WRITTEN TASK: Could you write out every entry exactly as it stands?

<<<<

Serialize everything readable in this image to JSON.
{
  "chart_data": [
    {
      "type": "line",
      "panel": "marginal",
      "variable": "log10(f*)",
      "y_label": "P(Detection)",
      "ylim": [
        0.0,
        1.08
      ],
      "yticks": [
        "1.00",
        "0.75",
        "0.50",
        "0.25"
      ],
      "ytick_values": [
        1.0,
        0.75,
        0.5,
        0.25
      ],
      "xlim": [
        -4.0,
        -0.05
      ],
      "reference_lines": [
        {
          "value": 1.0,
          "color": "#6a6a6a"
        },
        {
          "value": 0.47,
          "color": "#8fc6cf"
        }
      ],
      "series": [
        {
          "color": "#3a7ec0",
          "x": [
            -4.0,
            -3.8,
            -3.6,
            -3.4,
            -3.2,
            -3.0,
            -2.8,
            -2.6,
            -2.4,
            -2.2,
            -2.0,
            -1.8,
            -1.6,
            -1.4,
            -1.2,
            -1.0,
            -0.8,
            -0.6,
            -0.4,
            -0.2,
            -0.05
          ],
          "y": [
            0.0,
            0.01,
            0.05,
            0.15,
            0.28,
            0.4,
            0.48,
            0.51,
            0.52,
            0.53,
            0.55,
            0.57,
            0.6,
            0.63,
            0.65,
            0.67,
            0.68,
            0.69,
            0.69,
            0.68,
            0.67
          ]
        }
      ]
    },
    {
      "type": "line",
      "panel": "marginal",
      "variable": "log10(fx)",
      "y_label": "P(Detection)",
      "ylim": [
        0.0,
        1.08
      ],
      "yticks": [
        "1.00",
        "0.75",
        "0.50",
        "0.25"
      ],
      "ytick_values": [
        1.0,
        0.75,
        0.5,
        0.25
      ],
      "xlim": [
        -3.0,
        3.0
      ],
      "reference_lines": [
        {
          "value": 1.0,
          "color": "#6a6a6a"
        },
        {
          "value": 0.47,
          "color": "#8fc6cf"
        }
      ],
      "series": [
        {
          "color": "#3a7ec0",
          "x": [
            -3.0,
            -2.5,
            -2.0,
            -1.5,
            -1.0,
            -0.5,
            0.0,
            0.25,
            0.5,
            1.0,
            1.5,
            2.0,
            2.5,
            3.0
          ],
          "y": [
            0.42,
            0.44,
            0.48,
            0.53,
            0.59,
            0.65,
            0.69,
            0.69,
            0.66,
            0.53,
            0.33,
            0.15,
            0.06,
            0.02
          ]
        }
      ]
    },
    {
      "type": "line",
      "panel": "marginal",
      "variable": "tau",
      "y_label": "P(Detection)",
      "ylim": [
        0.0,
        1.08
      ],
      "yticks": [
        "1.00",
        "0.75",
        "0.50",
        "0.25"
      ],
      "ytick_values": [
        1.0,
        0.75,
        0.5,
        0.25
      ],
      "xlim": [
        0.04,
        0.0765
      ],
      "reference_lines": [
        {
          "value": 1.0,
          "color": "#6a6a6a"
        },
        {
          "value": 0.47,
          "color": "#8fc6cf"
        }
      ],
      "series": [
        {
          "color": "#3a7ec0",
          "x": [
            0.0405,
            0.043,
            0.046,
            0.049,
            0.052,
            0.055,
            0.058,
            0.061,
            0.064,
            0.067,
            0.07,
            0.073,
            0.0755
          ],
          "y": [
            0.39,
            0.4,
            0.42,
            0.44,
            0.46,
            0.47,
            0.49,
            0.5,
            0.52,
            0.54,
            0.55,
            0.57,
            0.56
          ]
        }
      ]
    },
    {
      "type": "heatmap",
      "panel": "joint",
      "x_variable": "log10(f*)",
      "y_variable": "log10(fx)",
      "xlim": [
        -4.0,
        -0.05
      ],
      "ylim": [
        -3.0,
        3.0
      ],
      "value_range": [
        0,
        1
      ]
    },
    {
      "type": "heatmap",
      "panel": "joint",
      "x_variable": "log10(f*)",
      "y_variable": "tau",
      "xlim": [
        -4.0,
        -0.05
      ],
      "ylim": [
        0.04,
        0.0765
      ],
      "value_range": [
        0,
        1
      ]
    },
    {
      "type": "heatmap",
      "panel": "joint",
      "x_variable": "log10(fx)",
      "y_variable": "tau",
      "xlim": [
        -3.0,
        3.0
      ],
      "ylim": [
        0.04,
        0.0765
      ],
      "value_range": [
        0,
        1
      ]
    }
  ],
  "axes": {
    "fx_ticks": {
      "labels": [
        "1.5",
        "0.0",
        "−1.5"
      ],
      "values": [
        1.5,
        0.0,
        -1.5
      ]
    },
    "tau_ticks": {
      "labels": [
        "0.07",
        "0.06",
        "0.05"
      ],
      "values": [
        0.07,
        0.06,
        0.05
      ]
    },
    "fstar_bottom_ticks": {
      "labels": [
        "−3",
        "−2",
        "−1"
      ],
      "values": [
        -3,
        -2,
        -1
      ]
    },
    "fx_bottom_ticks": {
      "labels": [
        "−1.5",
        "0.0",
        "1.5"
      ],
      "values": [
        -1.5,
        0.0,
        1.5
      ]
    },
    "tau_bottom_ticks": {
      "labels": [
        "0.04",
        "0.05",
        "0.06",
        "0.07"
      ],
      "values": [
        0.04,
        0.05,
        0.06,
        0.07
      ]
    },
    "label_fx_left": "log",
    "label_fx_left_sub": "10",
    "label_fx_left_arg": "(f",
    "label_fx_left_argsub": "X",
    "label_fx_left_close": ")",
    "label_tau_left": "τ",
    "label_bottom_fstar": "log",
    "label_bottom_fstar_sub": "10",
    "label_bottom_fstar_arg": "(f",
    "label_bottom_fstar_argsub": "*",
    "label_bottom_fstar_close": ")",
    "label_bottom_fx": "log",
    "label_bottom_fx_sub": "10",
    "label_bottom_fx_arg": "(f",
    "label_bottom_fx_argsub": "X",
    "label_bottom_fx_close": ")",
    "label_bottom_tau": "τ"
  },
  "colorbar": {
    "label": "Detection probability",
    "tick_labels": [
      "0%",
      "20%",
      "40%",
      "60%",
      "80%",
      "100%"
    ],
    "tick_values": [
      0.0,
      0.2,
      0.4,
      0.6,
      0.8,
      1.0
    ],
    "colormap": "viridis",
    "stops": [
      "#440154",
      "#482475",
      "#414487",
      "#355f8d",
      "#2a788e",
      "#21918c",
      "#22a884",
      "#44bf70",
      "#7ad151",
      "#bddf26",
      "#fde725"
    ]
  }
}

>>>>

CORRECT ANSWER:
Serialize everything readable in this image to JSON.
{
  "chart_data": [
    {
      "type": "line",
      "panel": "marginal",
      "variable": "log10(f*)",
      "y_label": "P(Detection)",
      "ylim": [
        0.0,
        1.08
      ],
      "yticks": [
        "1.00",
        "0.75",
        "0.50",
        "0.25"
      ],
      "ytick_values": [
        1.0,
        0.75,
        0.5,
        0.25
      ],
      "xlim": [
        -4.0,
        -0.05
      ],
      "reference_lines": [
        {
          "value": 1.0,
          "color": "#6a6a6a"
        },
        {
          "value": 0.47,
          "color": "#8fc6cf"
        }
      ],
      "series": [
        {
          "color": "#3a7ec0",
          "x": [
            -4.0,
            -3.8,
            -3.6,
            -3.4,
            -3.2,
            -3.0,
            -2.8,
            -2.6,
            -2.4,
            -2.2,
            -2.0,
            -1.8,
            -1.6,
            -1.4,
            -1.2,
            -1.0,
            -0.8,
            -0.6,
            -0.4,
            -0.2,
            -0.05
          ],
          "y": [
            0.0,
            0.01,
            0.05,
            0.15,
            0.28,
            0.4,
            0.48,
            0.51,
            0.52,
            0.53,
            0.55,
            0.57,
            0.6,
            0.63,
            0.65,
            0.67,
            0.68,
            0.69,
            0.69,
            0.68,
            0.67
          ]
        }
      ]
    },
    {
      "type": "line",
      "panel": "marginal",
      "variable": "log10(fx)",
      "y_label": "P(Detection)",
      "ylim": [
        0.0,
        1.08
      ],
      "yticks": [
        "1.00",
        "0.75",
        "0.50",
        "0.25"
      ],
      "ytick_values": [
        1.0,
        0.75,
        0.5,
        0.25
      ],
      "xlim": [
        -3.0,
        3.0
      ],
      "reference_lines": [
        {
          "value": 1.0,
          "color": "#6a6a6a"
        },
        {
          "value": 0.47,
          "color": "#8fc6cf"
        }
      ],
      "series": [
        {
          "color": "#3a7ec0",
          "x": [
            -3.0,
            -2.5,
            -2.0,
            -1.5,
            -1.0,
            -0.5,
            0.0,
            0.25,
            0.5,
            1.0,
            1.5,
            2.0,
            2.5,
            3.0
          ],
          "y": [
            0.42,
            0.44,
            0.48,
            0.53,
            0.59,
            0.65,
            0.69,
            0.69,
            0.66,
            0.53,
            0.33,
            0.15,
            0.06,
            0.02
          ]
        }
      ]
    },
    {
      "type": "line",
      "panel": "marginal",
      "variable": "tau",
      "y_label": "P(Detection)",
      "ylim": [
        0.0,
        1.08
      ],
      "yticks": [
        "1.00",
        "0.75",
        "0.50",
        "0.25"
      ],
      "ytick_values": [
        1.0,
        0.75,
        0.5,
        0.25
      ],
      "xlim": [
        0.04,
        0.0765
      ],
      "reference_lines": [
        {
          "value": 1.0,
          "color": "#6a6a6a"
        },
        {
          "value": 0.47,
          "color": "#8fc6cf"
        }
      ],
      "series": [
        {
          "color": "#3a7ec0",
          "x": [
            0.0405,
            0.043,
            0.046,
            0.049,
            0.052,
            0.055,
            0.058,
            0.061,
            0.064,
            0.067,
            0.07,
            0.073,
            0.0755
          ],
          "y": [
            0.39,
            0.4,
            0.42,
            0.44,
            0.46,
            0.47,
            0.49,
            0.5,
            0.52,
            0.54,
            0.55,
            0.57,
            0.56
          ]
        }
      ]
    },
    {
      "type": "heatmap",
      "panel": "joint",
      "x_variable": "log10(f*)",
      "y_variable": "log10(fx)",
      "xlim": [
        -4.0,
        -0.05
      ],
      "ylim": [
        -3.0,
        3.0
      ],
      "value_range": [
        0,
        1
      ]
    },
    {
      "type": "heatmap",
      "panel": "joint",
      "x_variable": "log10(f*)",
      "y_variable": "tau",
      "xlim": [
        -4.0,
        -0.05
      ],
      "ylim": [
        0.04,
        0.0765
      ],
      "value_range": [
        0,
        1
      ]
    },
    {
      "type": "heatmap",
      "panel": "joint",
      "x_variable": "log10(fx)",
      "y_variable": "tau",
      "xlim": [
        -3.0,
        3.0
      ],
      "ylim": [
        0.04,
        0.0765
      ],
      "value_range": [
        0,
        1
      ]
    }
  ],
  "axes": {
    "fx_ticks": {
      "labels": [
        "1.5",
        "0.0",
        "−1.5"
      ],
      "values": [
        1.5,
        0.0,
        -1.5
      ]
    },
    "tau_ticks": {
      "labels": [
        "0.07",
        "0.06",
        "0.05"
      ],
      "values": [
        0.07,
        0.06,
        0.05
      ]
    },
    "fstar_bottom_ticks": {
      "labels": [
        "−3",
        "−2",
        "−1"
      ],
      "values": [
        -3,
        -2,
        -1
      ]
    },
    "fx_bottom_ticks": {
      "labels": [
        "−1.5",
        "0.0",
        "1.5"
      ],
      "values": [
        -1.5,
        0.0,
        1.5
      ]
    },
    "tau_bottom_ticks": {
      "labels": [
        "0.04",
        "0.05",
        "0.06",
        "0.07"
      ],
      "values": [
        0.04,
        0.05,
        0.06,
        0.07
      ]
    },
    "label_fx_left": "log",
    "label_fx_left_sub": "10",
    "label_fx_left_arg": "(f",
    "label_fx_left_argsub": "X",
    "label_fx_left_close": ")",
    "label_tau_left": "τ",
    "label_bottom_fstar": "log",
    "label_bottom_fstar_sub": "10",
    "label_bottom_fstar_arg": "(f",
    "label_bottom_fstar_argsub": "*",
    "label_bottom_fstar_close": ")",
    "label_bottom_fx": "log",
    "label_bottom_fx_sub": "10",
    "label_bottom_fx_arg": "(f",
    "label_bottom_fx_argsub": "X",
    "label_bottom_fx_close": ")",
    "label_bottom_tau": "τ"
  },
  "colorbar": {
    "label": "Detection probability",
    "tick_labels": [
      "0%",
      "20%",
      "40%",
      "60%",
      "80%",
      "100%"
    ],
    "tick_values": [
      0.0,
      0.2,
      0.4,
      0.6,
      0.8,
      1.0
    ],
    "colormap": "viridis",
    "stops": [
      "#440154",
      "#482475",
      "#414487",
      "#355f8d",
      "#2a788e",
      "#21918c",
      "#22a884",
      "#44bf70",
      "#7ad151",
      "#bddf26",
      "#fde725"
    ]
  }
}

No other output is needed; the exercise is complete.